### EXERCISE
In how many lines of the entries below does "boxes" appear? Give only the number.

### DATA IN THIS EXERCISE
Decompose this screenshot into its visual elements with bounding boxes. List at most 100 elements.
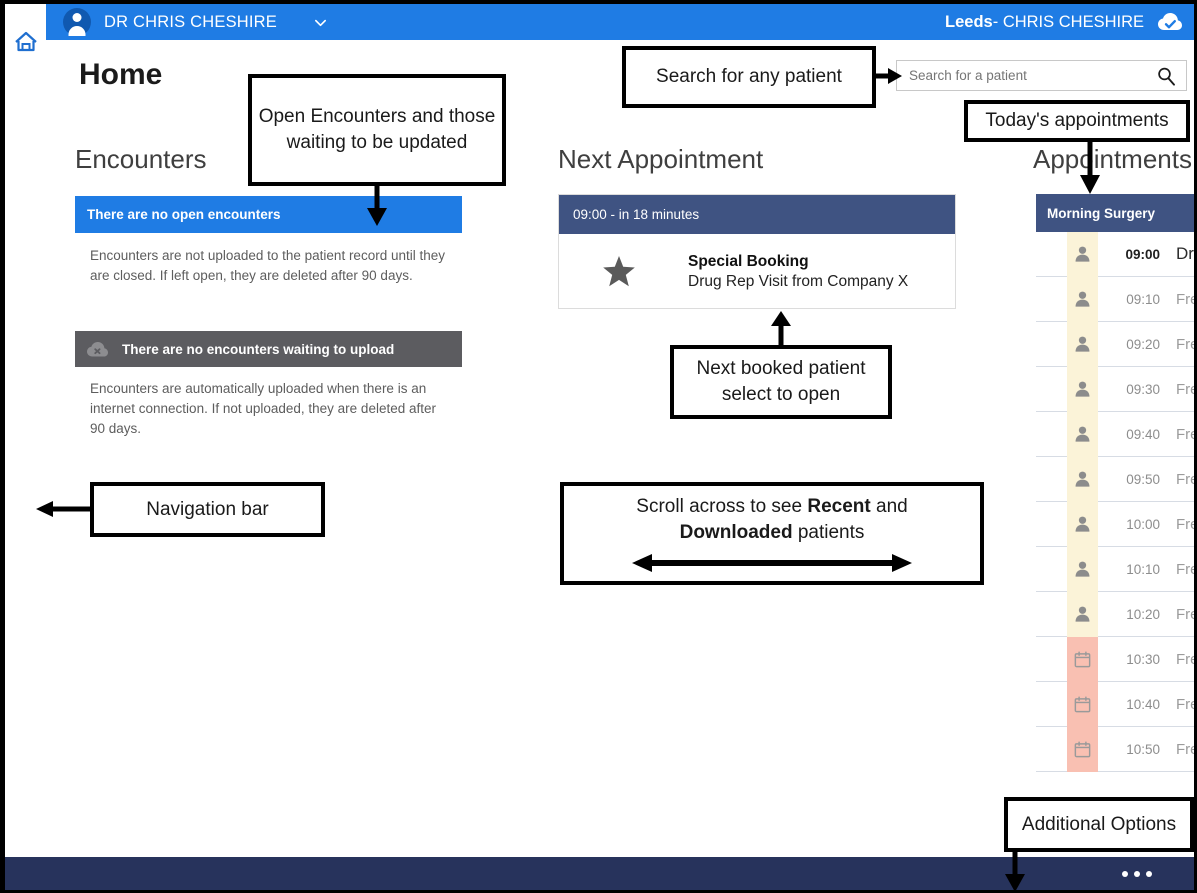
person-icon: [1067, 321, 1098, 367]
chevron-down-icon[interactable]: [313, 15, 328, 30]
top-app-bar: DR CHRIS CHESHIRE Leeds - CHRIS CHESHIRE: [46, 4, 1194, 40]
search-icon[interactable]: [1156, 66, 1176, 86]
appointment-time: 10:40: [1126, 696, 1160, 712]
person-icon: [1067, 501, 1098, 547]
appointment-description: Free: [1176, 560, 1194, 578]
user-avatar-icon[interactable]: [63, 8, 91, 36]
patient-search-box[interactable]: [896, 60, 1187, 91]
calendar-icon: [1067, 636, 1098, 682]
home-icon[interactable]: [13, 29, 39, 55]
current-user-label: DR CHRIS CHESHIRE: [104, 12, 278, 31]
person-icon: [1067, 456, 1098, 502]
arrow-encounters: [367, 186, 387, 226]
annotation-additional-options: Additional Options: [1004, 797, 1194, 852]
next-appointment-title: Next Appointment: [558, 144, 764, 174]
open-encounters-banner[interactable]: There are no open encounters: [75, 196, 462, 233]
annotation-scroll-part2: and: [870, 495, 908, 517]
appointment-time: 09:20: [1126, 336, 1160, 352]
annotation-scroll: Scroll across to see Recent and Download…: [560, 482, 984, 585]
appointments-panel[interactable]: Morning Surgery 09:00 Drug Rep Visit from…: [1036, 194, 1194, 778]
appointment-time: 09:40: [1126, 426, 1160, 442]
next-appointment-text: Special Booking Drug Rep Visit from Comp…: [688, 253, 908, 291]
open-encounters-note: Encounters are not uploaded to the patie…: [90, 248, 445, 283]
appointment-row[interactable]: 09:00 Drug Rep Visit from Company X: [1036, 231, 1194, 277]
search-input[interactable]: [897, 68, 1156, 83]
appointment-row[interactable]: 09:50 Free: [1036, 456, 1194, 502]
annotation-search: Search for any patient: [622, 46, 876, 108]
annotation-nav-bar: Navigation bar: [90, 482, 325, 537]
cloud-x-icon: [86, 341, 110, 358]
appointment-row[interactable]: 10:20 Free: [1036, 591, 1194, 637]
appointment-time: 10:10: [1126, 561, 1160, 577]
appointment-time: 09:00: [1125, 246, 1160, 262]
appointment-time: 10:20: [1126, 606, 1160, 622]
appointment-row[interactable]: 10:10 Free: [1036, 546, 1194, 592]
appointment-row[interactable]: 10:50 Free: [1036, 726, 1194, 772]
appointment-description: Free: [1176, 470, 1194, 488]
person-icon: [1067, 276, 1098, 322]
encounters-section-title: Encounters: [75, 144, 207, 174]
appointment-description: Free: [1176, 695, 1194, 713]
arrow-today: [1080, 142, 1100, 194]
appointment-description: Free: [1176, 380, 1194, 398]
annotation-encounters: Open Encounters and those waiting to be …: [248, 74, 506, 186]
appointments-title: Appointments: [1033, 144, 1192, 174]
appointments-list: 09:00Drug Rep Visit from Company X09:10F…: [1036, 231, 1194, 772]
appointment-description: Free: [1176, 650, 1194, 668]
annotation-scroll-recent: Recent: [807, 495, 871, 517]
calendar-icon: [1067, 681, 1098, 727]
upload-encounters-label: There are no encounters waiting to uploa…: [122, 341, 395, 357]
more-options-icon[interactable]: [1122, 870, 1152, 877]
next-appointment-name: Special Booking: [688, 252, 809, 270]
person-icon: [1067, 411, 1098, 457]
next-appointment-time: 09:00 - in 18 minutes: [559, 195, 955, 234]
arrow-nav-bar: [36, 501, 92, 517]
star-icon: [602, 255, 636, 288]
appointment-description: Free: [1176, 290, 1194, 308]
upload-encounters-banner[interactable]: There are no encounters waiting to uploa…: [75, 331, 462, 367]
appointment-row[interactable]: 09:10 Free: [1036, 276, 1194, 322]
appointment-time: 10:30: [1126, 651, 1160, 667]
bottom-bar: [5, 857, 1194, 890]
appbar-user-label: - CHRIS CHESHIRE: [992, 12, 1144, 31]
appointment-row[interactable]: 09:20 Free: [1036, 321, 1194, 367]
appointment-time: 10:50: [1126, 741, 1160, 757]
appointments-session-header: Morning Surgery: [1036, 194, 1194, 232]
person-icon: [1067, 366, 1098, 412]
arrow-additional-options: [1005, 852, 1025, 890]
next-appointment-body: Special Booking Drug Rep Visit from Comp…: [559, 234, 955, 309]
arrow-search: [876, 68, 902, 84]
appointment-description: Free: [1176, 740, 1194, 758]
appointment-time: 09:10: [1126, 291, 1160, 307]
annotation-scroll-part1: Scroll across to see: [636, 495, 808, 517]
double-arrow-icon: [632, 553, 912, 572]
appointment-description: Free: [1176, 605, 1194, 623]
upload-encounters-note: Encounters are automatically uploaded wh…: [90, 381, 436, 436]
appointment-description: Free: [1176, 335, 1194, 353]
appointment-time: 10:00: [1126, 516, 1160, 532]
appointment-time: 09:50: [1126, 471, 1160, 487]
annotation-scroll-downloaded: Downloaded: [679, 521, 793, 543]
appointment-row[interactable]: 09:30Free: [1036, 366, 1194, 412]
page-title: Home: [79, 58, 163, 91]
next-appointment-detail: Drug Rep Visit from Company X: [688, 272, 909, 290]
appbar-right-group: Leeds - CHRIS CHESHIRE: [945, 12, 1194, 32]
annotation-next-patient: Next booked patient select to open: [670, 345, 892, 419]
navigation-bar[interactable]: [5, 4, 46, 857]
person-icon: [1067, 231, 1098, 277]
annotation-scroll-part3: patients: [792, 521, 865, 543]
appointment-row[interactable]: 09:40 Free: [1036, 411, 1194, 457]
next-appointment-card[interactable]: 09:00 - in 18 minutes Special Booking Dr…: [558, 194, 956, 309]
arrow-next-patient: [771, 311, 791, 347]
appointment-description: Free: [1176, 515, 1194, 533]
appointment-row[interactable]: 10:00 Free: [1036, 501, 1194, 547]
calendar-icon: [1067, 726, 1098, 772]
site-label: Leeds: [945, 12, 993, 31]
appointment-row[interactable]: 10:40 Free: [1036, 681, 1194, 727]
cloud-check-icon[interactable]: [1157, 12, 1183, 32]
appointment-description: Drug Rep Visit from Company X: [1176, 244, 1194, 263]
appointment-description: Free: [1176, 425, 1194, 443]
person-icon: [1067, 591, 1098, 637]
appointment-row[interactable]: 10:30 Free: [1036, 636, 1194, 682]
--
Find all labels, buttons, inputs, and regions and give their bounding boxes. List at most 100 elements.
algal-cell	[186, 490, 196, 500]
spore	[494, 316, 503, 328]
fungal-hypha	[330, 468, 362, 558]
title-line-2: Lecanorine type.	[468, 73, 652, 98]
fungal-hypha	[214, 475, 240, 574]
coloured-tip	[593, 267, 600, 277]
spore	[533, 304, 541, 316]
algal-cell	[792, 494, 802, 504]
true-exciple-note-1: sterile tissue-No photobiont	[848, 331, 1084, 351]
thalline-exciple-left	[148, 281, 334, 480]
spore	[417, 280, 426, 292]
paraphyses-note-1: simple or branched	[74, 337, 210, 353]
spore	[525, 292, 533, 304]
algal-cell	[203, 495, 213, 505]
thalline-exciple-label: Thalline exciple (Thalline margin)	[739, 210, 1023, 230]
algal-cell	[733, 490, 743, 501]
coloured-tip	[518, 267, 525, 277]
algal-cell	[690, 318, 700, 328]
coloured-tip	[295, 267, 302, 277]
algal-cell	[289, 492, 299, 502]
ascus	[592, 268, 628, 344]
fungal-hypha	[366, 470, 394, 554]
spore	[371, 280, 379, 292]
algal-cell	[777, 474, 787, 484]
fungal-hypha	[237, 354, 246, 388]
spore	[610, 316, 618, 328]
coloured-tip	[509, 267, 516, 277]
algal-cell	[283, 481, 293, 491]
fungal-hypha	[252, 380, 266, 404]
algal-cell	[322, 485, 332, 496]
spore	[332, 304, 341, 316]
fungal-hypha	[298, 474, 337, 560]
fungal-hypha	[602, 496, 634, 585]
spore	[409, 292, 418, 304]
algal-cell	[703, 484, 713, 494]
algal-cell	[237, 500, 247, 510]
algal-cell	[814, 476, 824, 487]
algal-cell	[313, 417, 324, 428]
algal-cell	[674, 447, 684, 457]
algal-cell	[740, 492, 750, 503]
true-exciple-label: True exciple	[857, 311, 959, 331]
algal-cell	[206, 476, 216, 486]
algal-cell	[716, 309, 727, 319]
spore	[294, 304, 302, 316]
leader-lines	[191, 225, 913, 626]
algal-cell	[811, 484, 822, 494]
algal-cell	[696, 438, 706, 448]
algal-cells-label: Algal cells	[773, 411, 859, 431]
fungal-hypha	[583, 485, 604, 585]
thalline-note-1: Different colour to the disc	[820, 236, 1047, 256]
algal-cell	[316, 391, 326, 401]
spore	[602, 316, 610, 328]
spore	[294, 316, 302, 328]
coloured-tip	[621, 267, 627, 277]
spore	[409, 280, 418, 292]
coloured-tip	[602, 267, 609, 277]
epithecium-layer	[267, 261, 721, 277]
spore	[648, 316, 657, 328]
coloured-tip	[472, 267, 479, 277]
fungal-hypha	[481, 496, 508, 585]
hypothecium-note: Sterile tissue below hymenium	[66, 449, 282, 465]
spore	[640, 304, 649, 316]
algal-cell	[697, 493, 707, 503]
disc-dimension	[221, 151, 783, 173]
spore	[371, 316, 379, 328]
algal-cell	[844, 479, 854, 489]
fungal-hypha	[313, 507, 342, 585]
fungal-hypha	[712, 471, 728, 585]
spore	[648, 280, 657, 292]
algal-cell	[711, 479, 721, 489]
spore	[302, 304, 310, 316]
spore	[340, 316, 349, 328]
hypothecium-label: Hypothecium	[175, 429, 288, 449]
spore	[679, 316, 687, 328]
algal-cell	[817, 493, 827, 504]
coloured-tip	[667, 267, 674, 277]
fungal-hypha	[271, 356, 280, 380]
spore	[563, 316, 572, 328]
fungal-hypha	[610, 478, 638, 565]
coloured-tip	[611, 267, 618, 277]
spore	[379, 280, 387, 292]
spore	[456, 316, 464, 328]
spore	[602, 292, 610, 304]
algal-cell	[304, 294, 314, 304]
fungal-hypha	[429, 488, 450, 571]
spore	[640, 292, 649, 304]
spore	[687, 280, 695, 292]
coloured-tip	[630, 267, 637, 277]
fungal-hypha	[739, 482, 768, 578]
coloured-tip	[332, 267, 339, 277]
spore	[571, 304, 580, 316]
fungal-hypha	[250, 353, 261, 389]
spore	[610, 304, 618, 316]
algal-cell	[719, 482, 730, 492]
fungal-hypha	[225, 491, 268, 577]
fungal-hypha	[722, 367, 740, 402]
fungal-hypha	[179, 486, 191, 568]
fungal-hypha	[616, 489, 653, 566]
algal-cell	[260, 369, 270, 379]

### RESULT
2